• **What you have to do**
Give the count of lines holding the string "Ilya" and nothing else.
+ + +
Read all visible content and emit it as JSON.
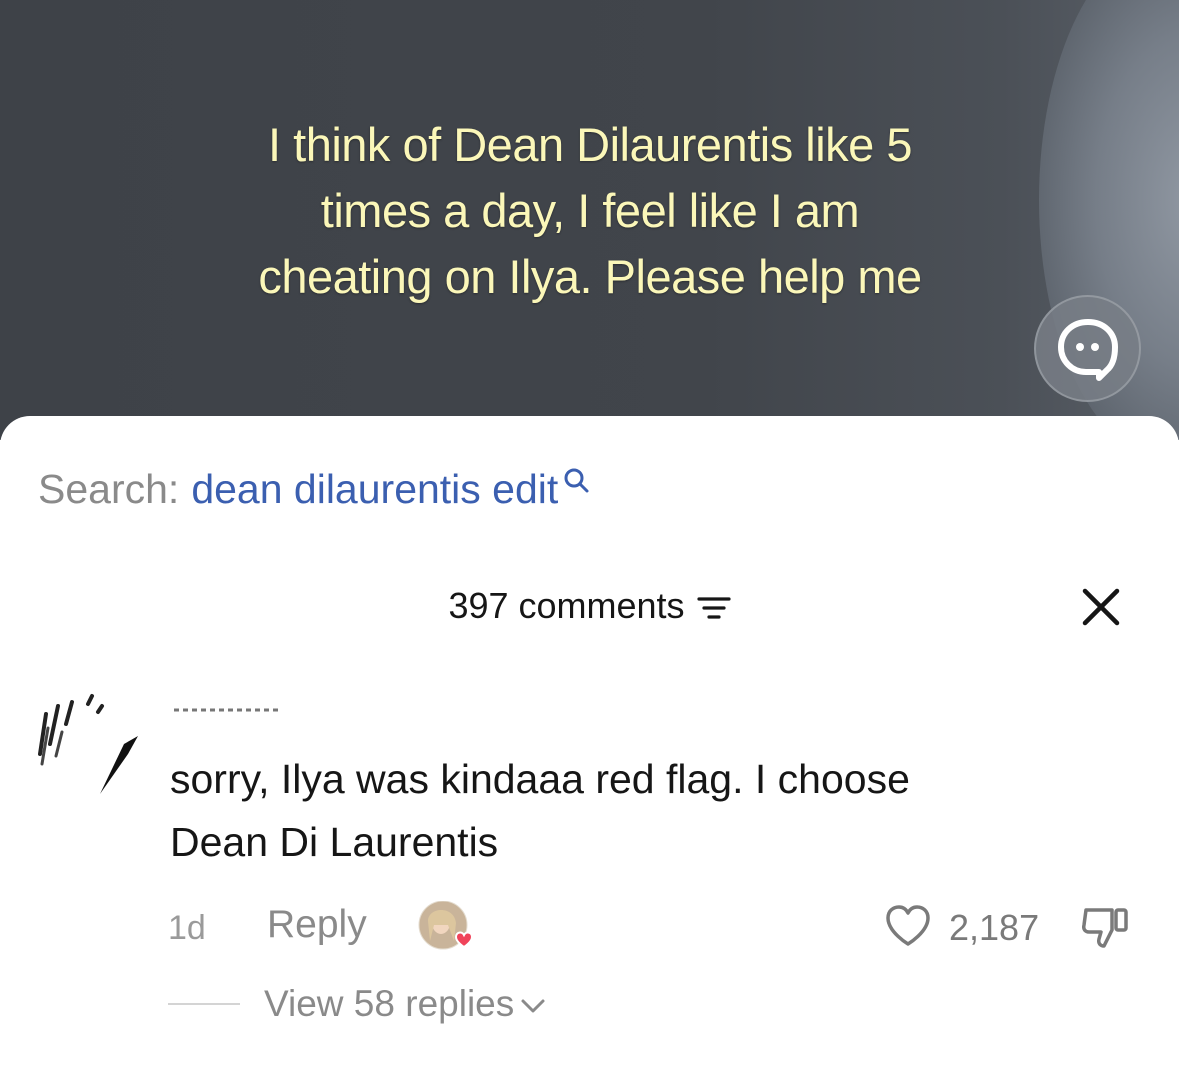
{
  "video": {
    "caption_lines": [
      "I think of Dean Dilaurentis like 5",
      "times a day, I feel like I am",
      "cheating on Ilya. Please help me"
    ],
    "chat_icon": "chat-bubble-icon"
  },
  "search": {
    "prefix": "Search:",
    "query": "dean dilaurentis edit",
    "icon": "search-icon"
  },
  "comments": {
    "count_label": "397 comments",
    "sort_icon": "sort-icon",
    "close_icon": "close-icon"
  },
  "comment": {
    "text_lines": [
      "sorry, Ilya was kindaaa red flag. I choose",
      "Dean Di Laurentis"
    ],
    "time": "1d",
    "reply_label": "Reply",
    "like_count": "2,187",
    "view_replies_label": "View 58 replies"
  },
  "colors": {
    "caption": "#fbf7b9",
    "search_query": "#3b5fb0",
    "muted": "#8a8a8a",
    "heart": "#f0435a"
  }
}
+ + +
• **Output for this exercise**
2